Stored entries
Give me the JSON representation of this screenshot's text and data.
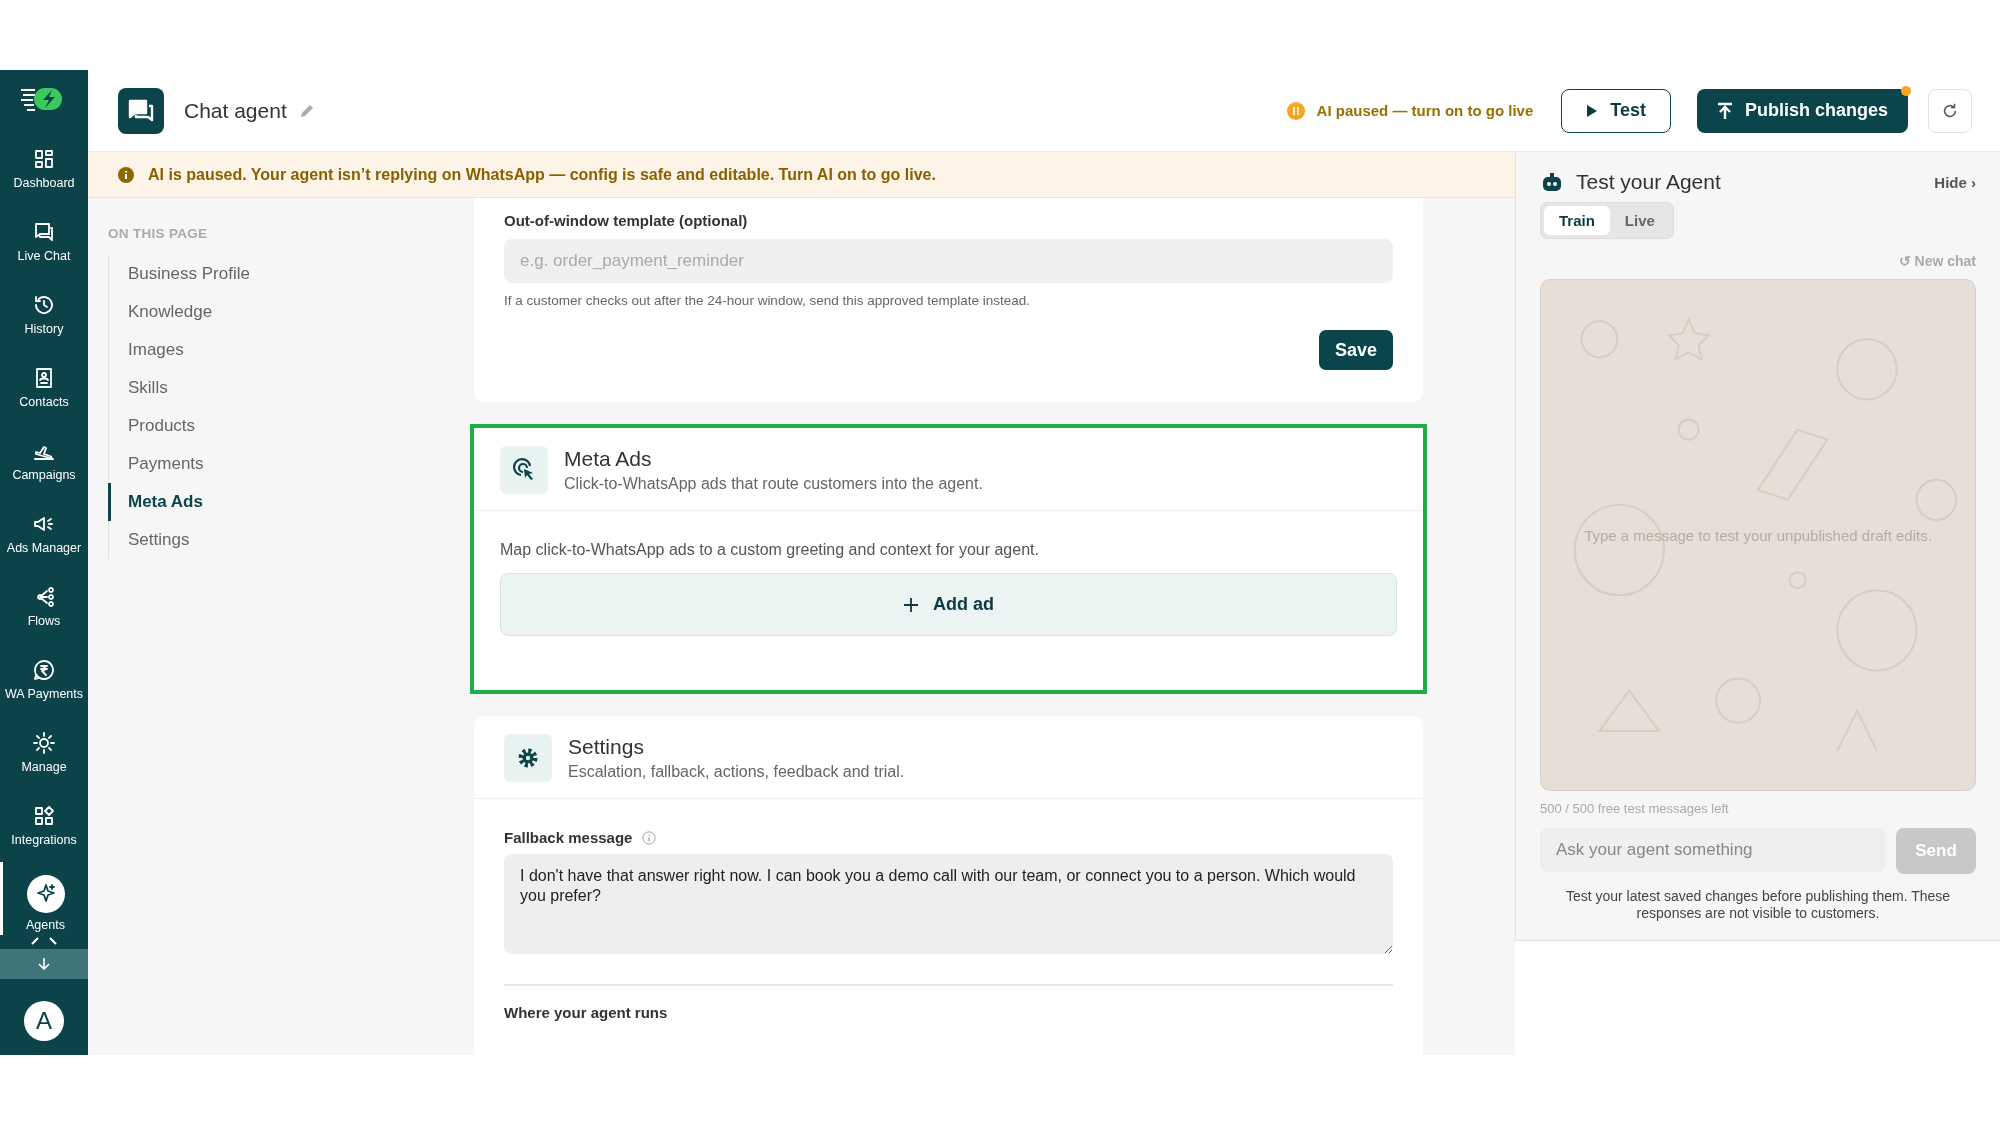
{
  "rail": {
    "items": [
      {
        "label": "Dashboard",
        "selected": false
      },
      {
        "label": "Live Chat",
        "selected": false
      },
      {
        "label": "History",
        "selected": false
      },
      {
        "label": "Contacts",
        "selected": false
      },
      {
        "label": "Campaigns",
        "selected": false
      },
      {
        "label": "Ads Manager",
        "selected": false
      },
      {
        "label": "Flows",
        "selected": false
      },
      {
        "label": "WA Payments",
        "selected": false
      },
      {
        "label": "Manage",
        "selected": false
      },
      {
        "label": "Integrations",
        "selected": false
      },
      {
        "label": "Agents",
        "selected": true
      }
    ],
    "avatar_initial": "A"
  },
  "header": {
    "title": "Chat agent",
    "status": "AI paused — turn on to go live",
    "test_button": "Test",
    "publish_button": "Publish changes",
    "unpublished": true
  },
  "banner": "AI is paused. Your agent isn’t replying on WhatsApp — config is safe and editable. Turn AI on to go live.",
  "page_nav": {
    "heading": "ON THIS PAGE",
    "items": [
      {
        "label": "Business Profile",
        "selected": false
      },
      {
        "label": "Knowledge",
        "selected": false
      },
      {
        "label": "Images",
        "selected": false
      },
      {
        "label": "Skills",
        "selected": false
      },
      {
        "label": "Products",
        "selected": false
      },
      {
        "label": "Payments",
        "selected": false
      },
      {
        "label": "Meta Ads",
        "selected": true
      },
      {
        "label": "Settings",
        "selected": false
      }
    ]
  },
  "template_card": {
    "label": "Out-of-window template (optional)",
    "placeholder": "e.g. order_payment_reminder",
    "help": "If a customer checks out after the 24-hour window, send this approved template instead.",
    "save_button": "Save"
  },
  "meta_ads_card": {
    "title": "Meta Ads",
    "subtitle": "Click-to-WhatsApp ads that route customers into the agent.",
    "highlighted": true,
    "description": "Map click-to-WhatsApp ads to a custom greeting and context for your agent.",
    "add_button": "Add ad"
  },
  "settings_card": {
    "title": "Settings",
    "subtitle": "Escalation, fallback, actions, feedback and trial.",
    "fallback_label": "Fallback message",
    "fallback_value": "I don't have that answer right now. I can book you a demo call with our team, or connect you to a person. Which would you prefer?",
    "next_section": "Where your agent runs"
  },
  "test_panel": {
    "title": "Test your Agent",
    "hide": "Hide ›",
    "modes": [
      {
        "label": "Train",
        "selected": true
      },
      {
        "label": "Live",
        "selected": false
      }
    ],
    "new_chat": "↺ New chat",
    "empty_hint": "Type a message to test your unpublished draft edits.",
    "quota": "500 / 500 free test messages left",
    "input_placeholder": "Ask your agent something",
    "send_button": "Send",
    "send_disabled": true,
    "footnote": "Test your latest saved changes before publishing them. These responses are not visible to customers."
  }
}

--

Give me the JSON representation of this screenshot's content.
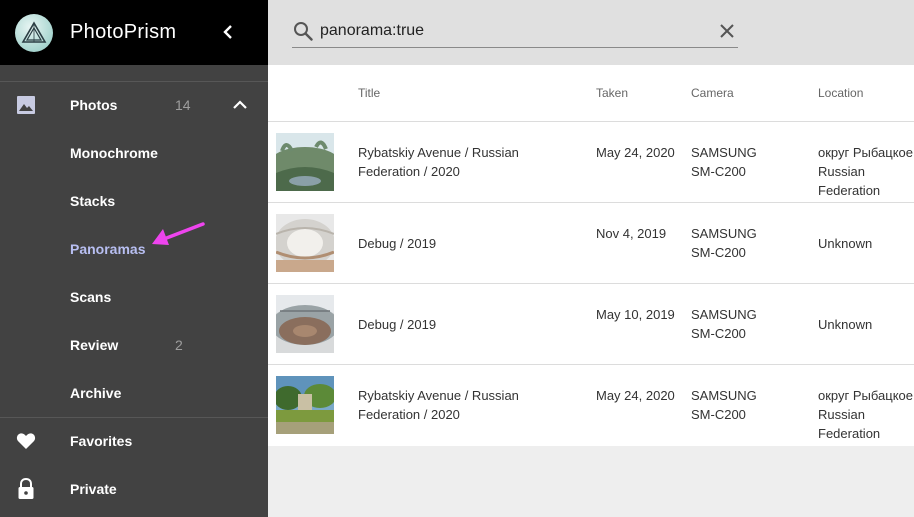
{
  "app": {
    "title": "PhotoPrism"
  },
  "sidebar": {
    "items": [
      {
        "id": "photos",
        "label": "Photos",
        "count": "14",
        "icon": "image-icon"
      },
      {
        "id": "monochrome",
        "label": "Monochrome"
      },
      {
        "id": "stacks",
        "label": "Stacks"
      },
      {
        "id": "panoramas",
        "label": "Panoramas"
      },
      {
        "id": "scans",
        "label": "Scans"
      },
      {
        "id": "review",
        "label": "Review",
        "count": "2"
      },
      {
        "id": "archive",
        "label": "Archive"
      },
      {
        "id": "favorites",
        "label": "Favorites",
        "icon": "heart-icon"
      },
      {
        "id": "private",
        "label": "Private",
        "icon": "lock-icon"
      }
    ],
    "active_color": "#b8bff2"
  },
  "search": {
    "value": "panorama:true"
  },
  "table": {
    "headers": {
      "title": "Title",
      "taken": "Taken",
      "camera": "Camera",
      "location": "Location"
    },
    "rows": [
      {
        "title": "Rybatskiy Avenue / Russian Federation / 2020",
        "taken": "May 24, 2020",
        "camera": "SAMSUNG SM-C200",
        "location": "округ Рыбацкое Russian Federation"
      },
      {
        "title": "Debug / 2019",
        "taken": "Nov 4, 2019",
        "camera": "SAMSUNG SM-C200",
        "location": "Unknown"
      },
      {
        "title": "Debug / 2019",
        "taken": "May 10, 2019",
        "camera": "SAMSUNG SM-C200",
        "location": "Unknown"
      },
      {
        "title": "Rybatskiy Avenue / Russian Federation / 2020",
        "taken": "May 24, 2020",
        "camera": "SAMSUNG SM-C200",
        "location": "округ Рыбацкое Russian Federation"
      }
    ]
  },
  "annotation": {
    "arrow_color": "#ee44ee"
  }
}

Written problem:
Count how many lines contain "representation" and give only that count.

Exercise answer:
2